Find and return each line containing "phased".

Figure record listings
"""
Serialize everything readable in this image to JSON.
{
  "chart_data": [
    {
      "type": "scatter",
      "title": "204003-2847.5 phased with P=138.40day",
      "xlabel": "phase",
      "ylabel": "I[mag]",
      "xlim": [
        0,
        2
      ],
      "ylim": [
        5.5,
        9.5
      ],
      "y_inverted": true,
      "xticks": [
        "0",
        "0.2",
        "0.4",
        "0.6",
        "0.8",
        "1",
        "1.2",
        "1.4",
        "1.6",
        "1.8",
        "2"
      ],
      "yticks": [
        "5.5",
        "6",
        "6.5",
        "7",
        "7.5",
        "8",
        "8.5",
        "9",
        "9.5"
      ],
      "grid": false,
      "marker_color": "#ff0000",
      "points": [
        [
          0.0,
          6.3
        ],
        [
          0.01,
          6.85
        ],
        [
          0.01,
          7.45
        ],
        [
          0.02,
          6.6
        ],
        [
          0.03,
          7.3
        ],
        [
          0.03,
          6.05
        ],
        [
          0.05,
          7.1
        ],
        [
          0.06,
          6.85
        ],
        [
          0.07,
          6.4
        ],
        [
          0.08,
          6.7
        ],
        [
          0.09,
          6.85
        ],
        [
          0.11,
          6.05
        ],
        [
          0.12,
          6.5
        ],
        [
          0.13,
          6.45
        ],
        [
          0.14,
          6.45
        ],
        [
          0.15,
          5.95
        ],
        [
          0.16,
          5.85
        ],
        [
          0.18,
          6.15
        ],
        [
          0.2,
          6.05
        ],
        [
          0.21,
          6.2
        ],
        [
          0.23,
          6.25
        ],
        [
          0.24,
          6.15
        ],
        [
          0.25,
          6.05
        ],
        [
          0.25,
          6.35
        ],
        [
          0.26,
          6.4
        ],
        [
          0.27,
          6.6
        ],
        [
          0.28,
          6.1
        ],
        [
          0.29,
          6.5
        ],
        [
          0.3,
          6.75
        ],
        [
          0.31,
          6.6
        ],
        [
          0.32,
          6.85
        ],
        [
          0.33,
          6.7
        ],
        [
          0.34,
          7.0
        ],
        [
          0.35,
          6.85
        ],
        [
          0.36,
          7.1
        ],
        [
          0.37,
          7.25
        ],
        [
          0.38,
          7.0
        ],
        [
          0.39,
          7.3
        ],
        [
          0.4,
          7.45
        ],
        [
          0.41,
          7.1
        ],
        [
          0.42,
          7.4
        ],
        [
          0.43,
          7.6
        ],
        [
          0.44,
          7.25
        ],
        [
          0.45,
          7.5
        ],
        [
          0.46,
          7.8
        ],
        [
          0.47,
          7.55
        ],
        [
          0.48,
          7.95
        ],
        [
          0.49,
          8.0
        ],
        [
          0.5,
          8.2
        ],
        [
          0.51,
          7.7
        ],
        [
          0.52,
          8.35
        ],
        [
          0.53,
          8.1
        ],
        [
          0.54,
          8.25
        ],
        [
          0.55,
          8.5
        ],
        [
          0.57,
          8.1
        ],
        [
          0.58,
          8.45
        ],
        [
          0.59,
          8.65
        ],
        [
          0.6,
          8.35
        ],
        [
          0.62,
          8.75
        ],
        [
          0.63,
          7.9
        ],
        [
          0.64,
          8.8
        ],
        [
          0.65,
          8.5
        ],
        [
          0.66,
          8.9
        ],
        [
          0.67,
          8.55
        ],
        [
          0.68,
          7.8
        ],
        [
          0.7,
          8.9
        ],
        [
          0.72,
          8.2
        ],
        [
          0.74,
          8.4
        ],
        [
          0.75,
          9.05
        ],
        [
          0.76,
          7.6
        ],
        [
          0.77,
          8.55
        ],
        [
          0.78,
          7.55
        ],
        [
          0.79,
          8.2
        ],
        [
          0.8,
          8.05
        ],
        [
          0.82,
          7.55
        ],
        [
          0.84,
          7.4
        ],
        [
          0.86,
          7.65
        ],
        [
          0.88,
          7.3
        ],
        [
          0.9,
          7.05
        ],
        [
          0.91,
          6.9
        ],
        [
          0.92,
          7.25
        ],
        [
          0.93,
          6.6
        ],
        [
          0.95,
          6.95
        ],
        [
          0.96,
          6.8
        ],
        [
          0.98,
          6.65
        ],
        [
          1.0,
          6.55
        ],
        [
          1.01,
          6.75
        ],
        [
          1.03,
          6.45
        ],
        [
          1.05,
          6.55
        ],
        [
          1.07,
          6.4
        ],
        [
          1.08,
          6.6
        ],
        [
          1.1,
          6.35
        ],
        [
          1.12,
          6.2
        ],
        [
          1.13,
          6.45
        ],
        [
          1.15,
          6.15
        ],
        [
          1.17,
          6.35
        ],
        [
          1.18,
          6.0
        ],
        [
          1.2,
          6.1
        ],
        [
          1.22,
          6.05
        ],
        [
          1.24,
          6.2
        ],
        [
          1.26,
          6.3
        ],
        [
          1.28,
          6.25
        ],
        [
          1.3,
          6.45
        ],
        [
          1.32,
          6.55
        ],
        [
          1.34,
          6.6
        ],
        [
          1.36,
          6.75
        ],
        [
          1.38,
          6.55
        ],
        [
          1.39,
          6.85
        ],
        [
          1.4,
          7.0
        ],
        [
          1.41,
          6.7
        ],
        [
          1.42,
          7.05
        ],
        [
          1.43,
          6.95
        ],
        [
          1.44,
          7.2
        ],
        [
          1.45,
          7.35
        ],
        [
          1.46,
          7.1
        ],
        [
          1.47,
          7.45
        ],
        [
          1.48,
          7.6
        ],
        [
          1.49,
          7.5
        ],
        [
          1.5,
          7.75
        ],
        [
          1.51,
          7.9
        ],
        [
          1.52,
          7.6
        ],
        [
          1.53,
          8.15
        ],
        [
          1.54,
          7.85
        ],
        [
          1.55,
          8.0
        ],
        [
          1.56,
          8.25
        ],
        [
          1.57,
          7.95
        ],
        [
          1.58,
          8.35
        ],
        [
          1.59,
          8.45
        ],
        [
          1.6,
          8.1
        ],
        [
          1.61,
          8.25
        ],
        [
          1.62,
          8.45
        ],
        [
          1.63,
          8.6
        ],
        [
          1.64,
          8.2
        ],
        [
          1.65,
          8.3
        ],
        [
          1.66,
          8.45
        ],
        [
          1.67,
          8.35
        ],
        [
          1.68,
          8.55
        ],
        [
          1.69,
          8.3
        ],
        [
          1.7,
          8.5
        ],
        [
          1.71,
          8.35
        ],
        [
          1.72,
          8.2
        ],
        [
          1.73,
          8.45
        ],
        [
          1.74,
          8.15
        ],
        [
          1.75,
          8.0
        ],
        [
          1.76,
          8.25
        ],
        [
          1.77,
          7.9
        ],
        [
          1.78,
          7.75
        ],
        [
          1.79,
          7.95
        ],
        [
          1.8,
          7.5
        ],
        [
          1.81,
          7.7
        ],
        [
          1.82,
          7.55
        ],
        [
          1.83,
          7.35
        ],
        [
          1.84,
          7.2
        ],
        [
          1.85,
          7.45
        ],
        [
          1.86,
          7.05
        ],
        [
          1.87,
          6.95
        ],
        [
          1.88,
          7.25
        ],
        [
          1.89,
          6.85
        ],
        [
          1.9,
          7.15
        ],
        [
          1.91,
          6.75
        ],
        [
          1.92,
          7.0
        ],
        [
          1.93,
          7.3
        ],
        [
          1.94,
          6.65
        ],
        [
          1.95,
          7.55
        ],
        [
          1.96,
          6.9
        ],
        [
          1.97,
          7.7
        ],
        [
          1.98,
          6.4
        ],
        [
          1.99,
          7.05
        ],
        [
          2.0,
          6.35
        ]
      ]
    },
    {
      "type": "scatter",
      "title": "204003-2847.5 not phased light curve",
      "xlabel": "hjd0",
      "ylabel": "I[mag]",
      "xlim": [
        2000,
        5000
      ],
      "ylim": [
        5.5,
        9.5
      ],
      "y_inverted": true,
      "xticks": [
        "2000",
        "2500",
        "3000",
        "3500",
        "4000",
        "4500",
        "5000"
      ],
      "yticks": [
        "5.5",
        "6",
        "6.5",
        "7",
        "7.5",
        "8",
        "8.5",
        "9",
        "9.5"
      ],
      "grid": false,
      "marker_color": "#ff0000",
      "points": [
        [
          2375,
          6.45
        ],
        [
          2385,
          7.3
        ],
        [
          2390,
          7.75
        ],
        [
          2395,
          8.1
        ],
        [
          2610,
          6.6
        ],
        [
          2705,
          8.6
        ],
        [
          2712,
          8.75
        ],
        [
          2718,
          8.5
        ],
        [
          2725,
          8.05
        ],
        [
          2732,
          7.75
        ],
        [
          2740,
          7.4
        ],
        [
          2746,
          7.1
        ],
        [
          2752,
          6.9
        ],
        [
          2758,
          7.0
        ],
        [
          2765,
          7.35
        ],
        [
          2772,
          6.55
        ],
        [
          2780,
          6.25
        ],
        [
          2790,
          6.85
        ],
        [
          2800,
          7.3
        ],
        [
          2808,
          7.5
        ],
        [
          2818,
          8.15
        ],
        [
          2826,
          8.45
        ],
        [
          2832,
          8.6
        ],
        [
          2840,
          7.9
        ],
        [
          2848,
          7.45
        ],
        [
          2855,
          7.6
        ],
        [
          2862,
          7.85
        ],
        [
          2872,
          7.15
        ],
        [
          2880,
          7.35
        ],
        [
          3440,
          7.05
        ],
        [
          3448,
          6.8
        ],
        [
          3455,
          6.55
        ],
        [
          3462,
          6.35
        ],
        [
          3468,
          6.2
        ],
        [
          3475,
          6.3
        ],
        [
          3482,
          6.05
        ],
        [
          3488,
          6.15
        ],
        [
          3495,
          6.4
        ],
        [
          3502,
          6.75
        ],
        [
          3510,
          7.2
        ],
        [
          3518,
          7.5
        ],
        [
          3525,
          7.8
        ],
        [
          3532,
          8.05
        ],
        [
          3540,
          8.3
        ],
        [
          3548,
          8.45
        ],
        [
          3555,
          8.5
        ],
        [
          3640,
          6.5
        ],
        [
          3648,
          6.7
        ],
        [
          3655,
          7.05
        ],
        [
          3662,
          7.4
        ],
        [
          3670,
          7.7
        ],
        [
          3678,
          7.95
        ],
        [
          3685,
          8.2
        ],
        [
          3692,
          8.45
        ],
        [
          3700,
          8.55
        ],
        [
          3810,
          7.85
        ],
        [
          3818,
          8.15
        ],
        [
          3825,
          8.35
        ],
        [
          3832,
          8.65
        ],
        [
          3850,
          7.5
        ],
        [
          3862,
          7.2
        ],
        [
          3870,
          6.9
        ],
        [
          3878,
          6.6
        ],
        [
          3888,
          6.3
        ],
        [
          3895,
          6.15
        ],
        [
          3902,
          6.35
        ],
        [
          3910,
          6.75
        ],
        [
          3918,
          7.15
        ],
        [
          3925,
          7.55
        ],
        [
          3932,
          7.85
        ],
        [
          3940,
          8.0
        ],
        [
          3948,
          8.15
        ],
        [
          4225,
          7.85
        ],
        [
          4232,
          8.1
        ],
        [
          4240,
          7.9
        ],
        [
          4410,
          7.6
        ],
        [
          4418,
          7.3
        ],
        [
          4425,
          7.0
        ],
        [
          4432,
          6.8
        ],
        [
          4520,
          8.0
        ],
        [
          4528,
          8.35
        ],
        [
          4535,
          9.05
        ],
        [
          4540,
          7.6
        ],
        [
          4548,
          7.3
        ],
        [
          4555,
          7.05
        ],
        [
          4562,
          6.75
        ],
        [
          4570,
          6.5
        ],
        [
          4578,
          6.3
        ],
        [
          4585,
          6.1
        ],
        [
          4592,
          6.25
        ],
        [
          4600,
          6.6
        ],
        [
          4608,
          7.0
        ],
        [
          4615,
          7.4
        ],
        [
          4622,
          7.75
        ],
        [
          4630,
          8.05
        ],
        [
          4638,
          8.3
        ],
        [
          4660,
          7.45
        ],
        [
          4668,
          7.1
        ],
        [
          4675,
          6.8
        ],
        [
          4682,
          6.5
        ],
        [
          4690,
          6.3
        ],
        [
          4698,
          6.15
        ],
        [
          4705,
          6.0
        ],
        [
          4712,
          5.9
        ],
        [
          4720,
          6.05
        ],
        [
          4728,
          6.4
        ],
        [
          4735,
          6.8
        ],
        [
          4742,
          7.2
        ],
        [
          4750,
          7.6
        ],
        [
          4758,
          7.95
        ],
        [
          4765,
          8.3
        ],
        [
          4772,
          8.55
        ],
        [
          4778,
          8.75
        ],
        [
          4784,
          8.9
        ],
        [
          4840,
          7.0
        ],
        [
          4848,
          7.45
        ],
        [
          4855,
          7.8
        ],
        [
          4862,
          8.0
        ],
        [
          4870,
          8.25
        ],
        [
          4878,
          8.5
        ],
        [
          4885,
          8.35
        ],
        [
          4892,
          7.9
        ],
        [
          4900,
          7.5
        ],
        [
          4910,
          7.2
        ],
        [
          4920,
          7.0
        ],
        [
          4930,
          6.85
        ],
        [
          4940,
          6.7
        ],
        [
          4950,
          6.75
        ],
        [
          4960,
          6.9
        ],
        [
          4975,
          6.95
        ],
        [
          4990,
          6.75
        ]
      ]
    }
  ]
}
"""
> _Answer in full_
      "title": "204003-2847.5 phased with P=138.40day",
      "title": "204003-2847.5 not phased light curve",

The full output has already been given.